EXERCISE:
The records below need retyping in full; give them again exactly.
## Begin
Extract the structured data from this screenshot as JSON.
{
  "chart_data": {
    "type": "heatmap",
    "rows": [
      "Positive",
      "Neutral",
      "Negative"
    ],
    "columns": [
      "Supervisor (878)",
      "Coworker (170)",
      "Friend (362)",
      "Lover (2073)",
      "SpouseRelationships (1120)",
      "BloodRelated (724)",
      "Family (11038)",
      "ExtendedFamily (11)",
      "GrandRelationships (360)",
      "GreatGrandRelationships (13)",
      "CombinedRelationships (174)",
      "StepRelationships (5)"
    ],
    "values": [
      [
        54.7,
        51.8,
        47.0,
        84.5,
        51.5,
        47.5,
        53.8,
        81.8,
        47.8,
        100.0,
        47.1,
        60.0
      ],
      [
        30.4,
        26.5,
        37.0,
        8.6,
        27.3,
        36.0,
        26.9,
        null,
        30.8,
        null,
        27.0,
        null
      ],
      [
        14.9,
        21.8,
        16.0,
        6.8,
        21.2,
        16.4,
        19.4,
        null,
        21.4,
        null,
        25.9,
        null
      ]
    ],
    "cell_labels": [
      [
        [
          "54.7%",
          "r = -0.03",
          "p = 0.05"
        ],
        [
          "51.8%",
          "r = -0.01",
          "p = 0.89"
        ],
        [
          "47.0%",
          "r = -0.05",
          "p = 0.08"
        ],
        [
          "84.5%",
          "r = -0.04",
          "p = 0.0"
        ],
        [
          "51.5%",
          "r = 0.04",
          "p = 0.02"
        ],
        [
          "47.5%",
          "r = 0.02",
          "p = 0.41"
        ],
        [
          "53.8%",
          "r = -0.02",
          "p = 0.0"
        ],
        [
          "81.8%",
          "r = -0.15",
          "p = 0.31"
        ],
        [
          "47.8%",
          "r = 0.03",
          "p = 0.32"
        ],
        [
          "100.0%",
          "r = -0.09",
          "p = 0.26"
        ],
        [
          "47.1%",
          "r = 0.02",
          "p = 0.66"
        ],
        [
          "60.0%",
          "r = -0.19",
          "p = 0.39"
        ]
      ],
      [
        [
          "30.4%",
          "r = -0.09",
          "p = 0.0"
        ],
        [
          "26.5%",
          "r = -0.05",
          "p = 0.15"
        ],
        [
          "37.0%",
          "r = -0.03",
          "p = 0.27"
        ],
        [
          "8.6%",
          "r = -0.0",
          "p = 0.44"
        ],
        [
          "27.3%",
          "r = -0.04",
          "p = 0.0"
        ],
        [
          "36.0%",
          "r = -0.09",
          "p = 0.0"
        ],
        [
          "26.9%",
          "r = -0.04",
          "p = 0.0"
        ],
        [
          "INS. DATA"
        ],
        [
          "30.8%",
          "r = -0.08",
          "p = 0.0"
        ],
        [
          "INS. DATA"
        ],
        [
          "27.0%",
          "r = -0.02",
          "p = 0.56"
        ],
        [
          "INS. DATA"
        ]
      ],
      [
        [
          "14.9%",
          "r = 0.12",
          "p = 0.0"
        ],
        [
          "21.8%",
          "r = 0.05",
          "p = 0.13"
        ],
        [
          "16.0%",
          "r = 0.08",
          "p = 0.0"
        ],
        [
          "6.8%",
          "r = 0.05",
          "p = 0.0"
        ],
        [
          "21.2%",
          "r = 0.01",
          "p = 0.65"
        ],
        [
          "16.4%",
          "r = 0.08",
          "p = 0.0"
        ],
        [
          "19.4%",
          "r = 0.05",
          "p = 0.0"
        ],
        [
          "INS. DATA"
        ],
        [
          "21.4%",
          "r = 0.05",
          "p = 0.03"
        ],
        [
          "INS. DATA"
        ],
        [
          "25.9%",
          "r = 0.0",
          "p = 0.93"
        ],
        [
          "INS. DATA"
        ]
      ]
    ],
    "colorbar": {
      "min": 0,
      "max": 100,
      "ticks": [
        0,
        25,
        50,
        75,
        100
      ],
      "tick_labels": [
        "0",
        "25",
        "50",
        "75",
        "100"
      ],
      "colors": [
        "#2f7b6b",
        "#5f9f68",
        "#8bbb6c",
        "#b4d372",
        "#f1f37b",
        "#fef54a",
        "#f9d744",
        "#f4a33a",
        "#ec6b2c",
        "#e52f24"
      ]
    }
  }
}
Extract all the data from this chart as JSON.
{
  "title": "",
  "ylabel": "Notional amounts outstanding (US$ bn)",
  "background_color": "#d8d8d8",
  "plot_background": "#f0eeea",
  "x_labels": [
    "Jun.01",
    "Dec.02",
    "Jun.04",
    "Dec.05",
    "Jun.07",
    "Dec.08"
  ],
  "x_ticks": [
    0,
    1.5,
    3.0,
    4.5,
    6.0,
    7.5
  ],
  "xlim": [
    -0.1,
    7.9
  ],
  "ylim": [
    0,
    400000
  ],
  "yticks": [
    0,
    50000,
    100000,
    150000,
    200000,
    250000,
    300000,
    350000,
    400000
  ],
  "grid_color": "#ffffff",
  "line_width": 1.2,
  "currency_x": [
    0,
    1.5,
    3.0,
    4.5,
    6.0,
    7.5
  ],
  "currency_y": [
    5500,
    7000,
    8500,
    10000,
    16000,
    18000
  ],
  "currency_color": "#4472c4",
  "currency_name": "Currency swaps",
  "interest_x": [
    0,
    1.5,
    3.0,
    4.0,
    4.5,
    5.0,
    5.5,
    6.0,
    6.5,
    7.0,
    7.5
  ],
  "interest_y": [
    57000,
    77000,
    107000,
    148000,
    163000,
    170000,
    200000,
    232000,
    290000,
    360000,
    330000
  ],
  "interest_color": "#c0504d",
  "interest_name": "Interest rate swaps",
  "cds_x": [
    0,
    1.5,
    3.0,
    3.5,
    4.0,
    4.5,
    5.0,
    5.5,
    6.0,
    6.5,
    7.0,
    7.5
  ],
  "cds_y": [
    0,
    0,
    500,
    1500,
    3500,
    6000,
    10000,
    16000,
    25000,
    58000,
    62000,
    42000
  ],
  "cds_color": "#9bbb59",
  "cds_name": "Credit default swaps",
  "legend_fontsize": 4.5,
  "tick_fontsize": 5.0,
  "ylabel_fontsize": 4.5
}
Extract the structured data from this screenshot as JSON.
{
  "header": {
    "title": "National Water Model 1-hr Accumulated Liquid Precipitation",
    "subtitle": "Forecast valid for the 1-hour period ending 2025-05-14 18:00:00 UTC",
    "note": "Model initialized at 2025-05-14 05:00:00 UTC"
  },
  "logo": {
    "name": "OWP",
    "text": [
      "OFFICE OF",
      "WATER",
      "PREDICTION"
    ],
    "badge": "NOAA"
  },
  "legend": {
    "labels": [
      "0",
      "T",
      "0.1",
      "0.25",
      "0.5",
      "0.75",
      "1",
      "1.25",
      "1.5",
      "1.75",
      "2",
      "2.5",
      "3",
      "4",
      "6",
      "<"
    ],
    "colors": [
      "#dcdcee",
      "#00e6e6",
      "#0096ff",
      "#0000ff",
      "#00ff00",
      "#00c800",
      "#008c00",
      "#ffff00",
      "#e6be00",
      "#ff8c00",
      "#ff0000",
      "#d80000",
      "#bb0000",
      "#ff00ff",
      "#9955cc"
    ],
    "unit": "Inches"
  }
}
## End
REPLY TO THE EXERCISE:
Extract the structured data from this screenshot as JSON.
{
  "chart_data": {
    "type": "heatmap",
    "rows": [
      "Positive",
      "Neutral",
      "Negative"
    ],
    "columns": [
      "Supervisor (878)",
      "Coworker (170)",
      "Friend (362)",
      "Lover (2073)",
      "SpouseRelationships (1120)",
      "BloodRelated (724)",
      "Family (11038)",
      "ExtendedFamily (11)",
      "GrandRelationships (360)",
      "GreatGrandRelationships (13)",
      "CombinedRelationships (174)",
      "StepRelationships (5)"
    ],
    "values": [
      [
        54.7,
        51.8,
        47.0,
        84.5,
        51.5,
        47.5,
        53.8,
        81.8,
        47.8,
        100.0,
        47.1,
        60.0
      ],
      [
        30.4,
        26.5,
        37.0,
        8.6,
        27.3,
        36.0,
        26.9,
        null,
        30.8,
        null,
        27.0,
        null
      ],
      [
        14.9,
        21.8,
        16.0,
        6.8,
        21.2,
        16.4,
        19.4,
        null,
        21.4,
        null,
        25.9,
        null
      ]
    ],
    "cell_labels": [
      [
        [
          "54.7%",
          "r = -0.03",
          "p = 0.05"
        ],
        [
          "51.8%",
          "r = -0.01",
          "p = 0.89"
        ],
        [
          "47.0%",
          "r = -0.05",
          "p = 0.08"
        ],
        [
          "84.5%",
          "r = -0.04",
          "p = 0.0"
        ],
        [
          "51.5%",
          "r = 0.04",
          "p = 0.02"
        ],
        [
          "47.5%",
          "r = 0.02",
          "p = 0.41"
        ],
        [
          "53.8%",
          "r = -0.02",
          "p = 0.0"
        ],
        [
          "81.8%",
          "r = -0.15",
          "p = 0.31"
        ],
        [
          "47.8%",
          "r = 0.03",
          "p = 0.32"
        ],
        [
          "100.0%",
          "r = -0.09",
          "p = 0.26"
        ],
        [
          "47.1%",
          "r = 0.02",
          "p = 0.66"
        ],
        [
          "60.0%",
          "r = -0.19",
          "p = 0.39"
        ]
      ],
      [
        [
          "30.4%",
          "r = -0.09",
          "p = 0.0"
        ],
        [
          "26.5%",
          "r = -0.05",
          "p = 0.15"
        ],
        [
          "37.0%",
          "r = -0.03",
          "p = 0.27"
        ],
        [
          "8.6%",
          "r = -0.0",
          "p = 0.44"
        ],
        [
          "27.3%",
          "r = -0.04",
          "p = 0.0"
        ],
        [
          "36.0%",
          "r = -0.09",
          "p = 0.0"
        ],
        [
          "26.9%",
          "r = -0.04",
          "p = 0.0"
        ],
        [
          "INS. DATA"
        ],
        [
          "30.8%",
          "r = -0.08",
          "p = 0.0"
        ],
        [
          "INS. DATA"
        ],
        [
          "27.0%",
          "r = -0.02",
          "p = 0.56"
        ],
        [
          "INS. DATA"
        ]
      ],
      [
        [
          "14.9%",
          "r = 0.12",
          "p = 0.0"
        ],
        [
          "21.8%",
          "r = 0.05",
          "p = 0.13"
        ],
        [
          "16.0%",
          "r = 0.08",
          "p = 0.0"
        ],
        [
          "6.8%",
          "r = 0.05",
          "p = 0.0"
        ],
        [
          "21.2%",
          "r = 0.01",
          "p = 0.65"
        ],
        [
          "16.4%",
          "r = 0.08",
          "p = 0.0"
        ],
        [
          "19.4%",
          "r = 0.05",
          "p = 0.0"
        ],
        [
          "INS. DATA"
        ],
        [
          "21.4%",
          "r = 0.05",
          "p = 0.03"
        ],
        [
          "INS. DATA"
        ],
        [
          "25.9%",
          "r = 0.0",
          "p = 0.93"
        ],
        [
          "INS. DATA"
        ]
      ]
    ],
    "colorbar": {
      "min": 0,
      "max": 100,
      "ticks": [
        0,
        25,
        50,
        75,
        100
      ],
      "tick_labels": [
        "0",
        "25",
        "50",
        "75",
        "100"
      ],
      "colors": [
        "#2f7b6b",
        "#5f9f68",
        "#8bbb6c",
        "#b4d372",
        "#f1f37b",
        "#fef54a",
        "#f9d744",
        "#f4a33a",
        "#ec6b2c",
        "#e52f24"
      ]
    }
  }
}
Extract all the data from this chart as JSON.
{
  "title": "",
  "ylabel": "Notional amounts outstanding (US$ bn)",
  "background_color": "#d8d8d8",
  "plot_background": "#f0eeea",
  "x_labels": [
    "Jun.01",
    "Dec.02",
    "Jun.04",
    "Dec.05",
    "Jun.07",
    "Dec.08"
  ],
  "x_ticks": [
    0,
    1.5,
    3.0,
    4.5,
    6.0,
    7.5
  ],
  "xlim": [
    -0.1,
    7.9
  ],
  "ylim": [
    0,
    400000
  ],
  "yticks": [
    0,
    50000,
    100000,
    150000,
    200000,
    250000,
    300000,
    350000,
    400000
  ],
  "grid_color": "#ffffff",
  "line_width": 1.2,
  "currency_x": [
    0,
    1.5,
    3.0,
    4.5,
    6.0,
    7.5
  ],
  "currency_y": [
    5500,
    7000,
    8500,
    10000,
    16000,
    18000
  ],
  "currency_color": "#4472c4",
  "currency_name": "Currency swaps",
  "interest_x": [
    0,
    1.5,
    3.0,
    4.0,
    4.5,
    5.0,
    5.5,
    6.0,
    6.5,
    7.0,
    7.5
  ],
  "interest_y": [
    57000,
    77000,
    107000,
    148000,
    163000,
    170000,
    200000,
    232000,
    290000,
    360000,
    330000
  ],
  "interest_color": "#c0504d",
  "interest_name": "Interest rate swaps",
  "cds_x": [
    0,
    1.5,
    3.0,
    3.5,
    4.0,
    4.5,
    5.0,
    5.5,
    6.0,
    6.5,
    7.0,
    7.5
  ],
  "cds_y": [
    0,
    0,
    500,
    1500,
    3500,
    6000,
    10000,
    16000,
    25000,
    58000,
    62000,
    42000
  ],
  "cds_color": "#9bbb59",
  "cds_name": "Credit default swaps",
  "legend_fontsize": 4.5,
  "tick_fontsize": 5.0,
  "ylabel_fontsize": 4.5
}
Extract the structured data from this screenshot as JSON.
{
  "header": {
    "title": "National Water Model 1-hr Accumulated Liquid Precipitation",
    "subtitle": "Forecast valid for the 1-hour period ending 2025-05-14 18:00:00 UTC",
    "note": "Model initialized at 2025-05-14 05:00:00 UTC"
  },
  "logo": {
    "name": "OWP",
    "text": [
      "OFFICE OF",
      "WATER",
      "PREDICTION"
    ],
    "badge": "NOAA"
  },
  "legend": {
    "labels": [
      "0",
      "T",
      "0.1",
      "0.25",
      "0.5",
      "0.75",
      "1",
      "1.25",
      "1.5",
      "1.75",
      "2",
      "2.5",
      "3",
      "4",
      "6",
      "<"
    ],
    "colors": [
      "#dcdcee",
      "#00e6e6",
      "#0096ff",
      "#0000ff",
      "#00ff00",
      "#00c800",
      "#008c00",
      "#ffff00",
      "#e6be00",
      "#ff8c00",
      "#ff0000",
      "#d80000",
      "#bb0000",
      "#ff00ff",
      "#9955cc"
    ],
    "unit": "Inches"
  }
}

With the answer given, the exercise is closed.